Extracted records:
========================================

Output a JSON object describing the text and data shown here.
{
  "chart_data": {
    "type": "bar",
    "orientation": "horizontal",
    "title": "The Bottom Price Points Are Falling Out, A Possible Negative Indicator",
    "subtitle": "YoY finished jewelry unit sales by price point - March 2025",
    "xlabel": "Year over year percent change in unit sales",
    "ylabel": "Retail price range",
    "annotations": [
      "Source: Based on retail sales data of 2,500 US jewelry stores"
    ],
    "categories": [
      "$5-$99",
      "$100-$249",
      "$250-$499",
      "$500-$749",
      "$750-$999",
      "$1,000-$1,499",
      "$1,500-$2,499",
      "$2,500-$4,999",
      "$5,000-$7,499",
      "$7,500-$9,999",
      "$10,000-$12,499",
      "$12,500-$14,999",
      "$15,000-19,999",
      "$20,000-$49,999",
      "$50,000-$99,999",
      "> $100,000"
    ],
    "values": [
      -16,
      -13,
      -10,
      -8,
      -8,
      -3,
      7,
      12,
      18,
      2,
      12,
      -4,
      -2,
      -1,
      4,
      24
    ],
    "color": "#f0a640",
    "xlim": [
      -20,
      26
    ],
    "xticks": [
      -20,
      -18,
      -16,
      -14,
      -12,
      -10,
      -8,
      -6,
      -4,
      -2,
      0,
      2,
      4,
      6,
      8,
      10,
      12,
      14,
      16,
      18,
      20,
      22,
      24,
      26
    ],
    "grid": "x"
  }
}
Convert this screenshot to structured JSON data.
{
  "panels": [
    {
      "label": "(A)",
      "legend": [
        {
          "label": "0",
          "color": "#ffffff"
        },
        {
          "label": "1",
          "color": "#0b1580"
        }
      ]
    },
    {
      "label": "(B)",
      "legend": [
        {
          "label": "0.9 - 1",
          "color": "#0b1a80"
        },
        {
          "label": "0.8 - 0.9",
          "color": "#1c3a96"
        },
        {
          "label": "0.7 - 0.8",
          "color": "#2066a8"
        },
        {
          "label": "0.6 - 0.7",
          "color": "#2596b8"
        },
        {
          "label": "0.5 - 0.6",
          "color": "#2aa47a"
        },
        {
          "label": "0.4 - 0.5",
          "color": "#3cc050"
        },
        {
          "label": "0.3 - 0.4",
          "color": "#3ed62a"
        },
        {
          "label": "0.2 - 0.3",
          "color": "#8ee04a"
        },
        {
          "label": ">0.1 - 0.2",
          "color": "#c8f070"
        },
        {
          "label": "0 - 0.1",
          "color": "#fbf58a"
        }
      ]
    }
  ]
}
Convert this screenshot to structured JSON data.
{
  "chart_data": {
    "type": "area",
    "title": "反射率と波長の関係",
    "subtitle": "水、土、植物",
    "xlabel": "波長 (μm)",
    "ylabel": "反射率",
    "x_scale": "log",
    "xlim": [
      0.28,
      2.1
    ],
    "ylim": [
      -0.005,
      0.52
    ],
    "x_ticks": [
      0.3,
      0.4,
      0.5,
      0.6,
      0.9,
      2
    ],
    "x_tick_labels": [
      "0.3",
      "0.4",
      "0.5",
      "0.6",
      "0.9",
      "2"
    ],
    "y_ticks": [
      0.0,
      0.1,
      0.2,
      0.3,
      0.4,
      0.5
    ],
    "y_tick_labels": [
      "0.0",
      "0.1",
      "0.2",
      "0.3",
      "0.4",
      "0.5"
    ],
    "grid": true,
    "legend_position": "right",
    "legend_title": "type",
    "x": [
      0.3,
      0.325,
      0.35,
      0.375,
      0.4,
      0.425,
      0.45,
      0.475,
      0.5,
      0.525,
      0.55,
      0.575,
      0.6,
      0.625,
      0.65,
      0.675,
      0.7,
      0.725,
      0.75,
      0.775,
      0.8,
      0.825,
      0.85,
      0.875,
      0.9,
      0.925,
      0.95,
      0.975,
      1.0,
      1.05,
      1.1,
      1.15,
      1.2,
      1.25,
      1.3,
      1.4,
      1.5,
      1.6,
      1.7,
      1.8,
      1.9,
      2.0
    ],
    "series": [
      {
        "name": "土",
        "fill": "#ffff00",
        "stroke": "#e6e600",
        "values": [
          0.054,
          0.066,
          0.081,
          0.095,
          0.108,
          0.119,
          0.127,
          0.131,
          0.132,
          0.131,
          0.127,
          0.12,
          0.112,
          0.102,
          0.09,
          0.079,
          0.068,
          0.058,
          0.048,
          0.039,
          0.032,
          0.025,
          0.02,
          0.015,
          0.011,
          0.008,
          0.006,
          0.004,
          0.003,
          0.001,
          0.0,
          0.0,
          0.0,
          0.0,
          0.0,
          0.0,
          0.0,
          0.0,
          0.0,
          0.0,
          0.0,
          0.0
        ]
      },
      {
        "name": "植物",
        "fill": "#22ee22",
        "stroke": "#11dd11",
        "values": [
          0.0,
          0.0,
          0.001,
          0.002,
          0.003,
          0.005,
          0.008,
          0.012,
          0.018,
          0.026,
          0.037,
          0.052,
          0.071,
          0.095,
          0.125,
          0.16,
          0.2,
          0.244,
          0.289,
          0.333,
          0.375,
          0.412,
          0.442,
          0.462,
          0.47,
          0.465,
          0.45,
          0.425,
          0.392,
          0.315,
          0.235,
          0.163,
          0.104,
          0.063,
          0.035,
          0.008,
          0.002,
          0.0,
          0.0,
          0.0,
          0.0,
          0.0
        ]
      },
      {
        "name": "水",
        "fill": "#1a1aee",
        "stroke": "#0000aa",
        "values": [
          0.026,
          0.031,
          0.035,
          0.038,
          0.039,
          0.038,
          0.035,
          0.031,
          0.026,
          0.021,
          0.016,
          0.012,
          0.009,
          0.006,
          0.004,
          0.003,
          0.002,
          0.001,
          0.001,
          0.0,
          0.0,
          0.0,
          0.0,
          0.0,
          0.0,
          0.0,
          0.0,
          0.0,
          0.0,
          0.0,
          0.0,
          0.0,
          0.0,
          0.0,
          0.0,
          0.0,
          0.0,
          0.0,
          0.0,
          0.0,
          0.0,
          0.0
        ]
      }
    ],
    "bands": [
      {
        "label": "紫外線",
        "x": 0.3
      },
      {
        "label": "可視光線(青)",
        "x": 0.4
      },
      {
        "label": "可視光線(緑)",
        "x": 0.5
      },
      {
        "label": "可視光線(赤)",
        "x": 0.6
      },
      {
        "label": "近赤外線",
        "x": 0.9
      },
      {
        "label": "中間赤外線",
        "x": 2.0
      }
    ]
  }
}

========================================

Copy all the lines, exactly.

Correct output:
Output a JSON object describing the text and data shown here.
{
  "chart_data": {
    "type": "bar",
    "orientation": "horizontal",
    "title": "The Bottom Price Points Are Falling Out, A Possible Negative Indicator",
    "subtitle": "YoY finished jewelry unit sales by price point - March 2025",
    "xlabel": "Year over year percent change in unit sales",
    "ylabel": "Retail price range",
    "annotations": [
      "Source: Based on retail sales data of 2,500 US jewelry stores"
    ],
    "categories": [
      "$5-$99",
      "$100-$249",
      "$250-$499",
      "$500-$749",
      "$750-$999",
      "$1,000-$1,499",
      "$1,500-$2,499",
      "$2,500-$4,999",
      "$5,000-$7,499",
      "$7,500-$9,999",
      "$10,000-$12,499",
      "$12,500-$14,999",
      "$15,000-19,999",
      "$20,000-$49,999",
      "$50,000-$99,999",
      "> $100,000"
    ],
    "values": [
      -16,
      -13,
      -10,
      -8,
      -8,
      -3,
      7,
      12,
      18,
      2,
      12,
      -4,
      -2,
      -1,
      4,
      24
    ],
    "color": "#f0a640",
    "xlim": [
      -20,
      26
    ],
    "xticks": [
      -20,
      -18,
      -16,
      -14,
      -12,
      -10,
      -8,
      -6,
      -4,
      -2,
      0,
      2,
      4,
      6,
      8,
      10,
      12,
      14,
      16,
      18,
      20,
      22,
      24,
      26
    ],
    "grid": "x"
  }
}
Convert this screenshot to structured JSON data.
{
  "panels": [
    {
      "label": "(A)",
      "legend": [
        {
          "label": "0",
          "color": "#ffffff"
        },
        {
          "label": "1",
          "color": "#0b1580"
        }
      ]
    },
    {
      "label": "(B)",
      "legend": [
        {
          "label": "0.9 - 1",
          "color": "#0b1a80"
        },
        {
          "label": "0.8 - 0.9",
          "color": "#1c3a96"
        },
        {
          "label": "0.7 - 0.8",
          "color": "#2066a8"
        },
        {
          "label": "0.6 - 0.7",
          "color": "#2596b8"
        },
        {
          "label": "0.5 - 0.6",
          "color": "#2aa47a"
        },
        {
          "label": "0.4 - 0.5",
          "color": "#3cc050"
        },
        {
          "label": "0.3 - 0.4",
          "color": "#3ed62a"
        },
        {
          "label": "0.2 - 0.3",
          "color": "#8ee04a"
        },
        {
          "label": ">0.1 - 0.2",
          "color": "#c8f070"
        },
        {
          "label": "0 - 0.1",
          "color": "#fbf58a"
        }
      ]
    }
  ]
}
Convert this screenshot to structured JSON data.
{
  "chart_data": {
    "type": "area",
    "title": "反射率と波長の関係",
    "subtitle": "水、土、植物",
    "xlabel": "波長 (μm)",
    "ylabel": "反射率",
    "x_scale": "log",
    "xlim": [
      0.28,
      2.1
    ],
    "ylim": [
      -0.005,
      0.52
    ],
    "x_ticks": [
      0.3,
      0.4,
      0.5,
      0.6,
      0.9,
      2
    ],
    "x_tick_labels": [
      "0.3",
      "0.4",
      "0.5",
      "0.6",
      "0.9",
      "2"
    ],
    "y_ticks": [
      0.0,
      0.1,
      0.2,
      0.3,
      0.4,
      0.5
    ],
    "y_tick_labels": [
      "0.0",
      "0.1",
      "0.2",
      "0.3",
      "0.4",
      "0.5"
    ],
    "grid": true,
    "legend_position": "right",
    "legend_title": "type",
    "x": [
      0.3,
      0.325,
      0.35,
      0.375,
      0.4,
      0.425,
      0.45,
      0.475,
      0.5,
      0.525,
      0.55,
      0.575,
      0.6,
      0.625,
      0.65,
      0.675,
      0.7,
      0.725,
      0.75,
      0.775,
      0.8,
      0.825,
      0.85,
      0.875,
      0.9,
      0.925,
      0.95,
      0.975,
      1.0,
      1.05,
      1.1,
      1.15,
      1.2,
      1.25,
      1.3,
      1.4,
      1.5,
      1.6,
      1.7,
      1.8,
      1.9,
      2.0
    ],
    "series": [
      {
        "name": "土",
        "fill": "#ffff00",
        "stroke": "#e6e600",
        "values": [
          0.054,
          0.066,
          0.081,
          0.095,
          0.108,
          0.119,
          0.127,
          0.131,
          0.132,
          0.131,
          0.127,
          0.12,
          0.112,
          0.102,
          0.09,
          0.079,
          0.068,
          0.058,
          0.048,
          0.039,
          0.032,
          0.025,
          0.02,
          0.015,
          0.011,
          0.008,
          0.006,
          0.004,
          0.003,
          0.001,
          0.0,
          0.0,
          0.0,
          0.0,
          0.0,
          0.0,
          0.0,
          0.0,
          0.0,
          0.0,
          0.0,
          0.0
        ]
      },
      {
        "name": "植物",
        "fill": "#22ee22",
        "stroke": "#11dd11",
        "values": [
          0.0,
          0.0,
          0.001,
          0.002,
          0.003,
          0.005,
          0.008,
          0.012,
          0.018,
          0.026,
          0.037,
          0.052,
          0.071,
          0.095,
          0.125,
          0.16,
          0.2,
          0.244,
          0.289,
          0.333,
          0.375,
          0.412,
          0.442,
          0.462,
          0.47,
          0.465,
          0.45,
          0.425,
          0.392,
          0.315,
          0.235,
          0.163,
          0.104,
          0.063,
          0.035,
          0.008,
          0.002,
          0.0,
          0.0,
          0.0,
          0.0,
          0.0
        ]
      },
      {
        "name": "水",
        "fill": "#1a1aee",
        "stroke": "#0000aa",
        "values": [
          0.026,
          0.031,
          0.035,
          0.038,
          0.039,
          0.038,
          0.035,
          0.031,
          0.026,
          0.021,
          0.016,
          0.012,
          0.009,
          0.006,
          0.004,
          0.003,
          0.002,
          0.001,
          0.001,
          0.0,
          0.0,
          0.0,
          0.0,
          0.0,
          0.0,
          0.0,
          0.0,
          0.0,
          0.0,
          0.0,
          0.0,
          0.0,
          0.0,
          0.0,
          0.0,
          0.0,
          0.0,
          0.0,
          0.0,
          0.0,
          0.0,
          0.0
        ]
      }
    ],
    "bands": [
      {
        "label": "紫外線",
        "x": 0.3
      },
      {
        "label": "可視光線(青)",
        "x": 0.4
      },
      {
        "label": "可視光線(緑)",
        "x": 0.5
      },
      {
        "label": "可視光線(赤)",
        "x": 0.6
      },
      {
        "label": "近赤外線",
        "x": 0.9
      },
      {
        "label": "中間赤外線",
        "x": 2.0
      }
    ]
  }
}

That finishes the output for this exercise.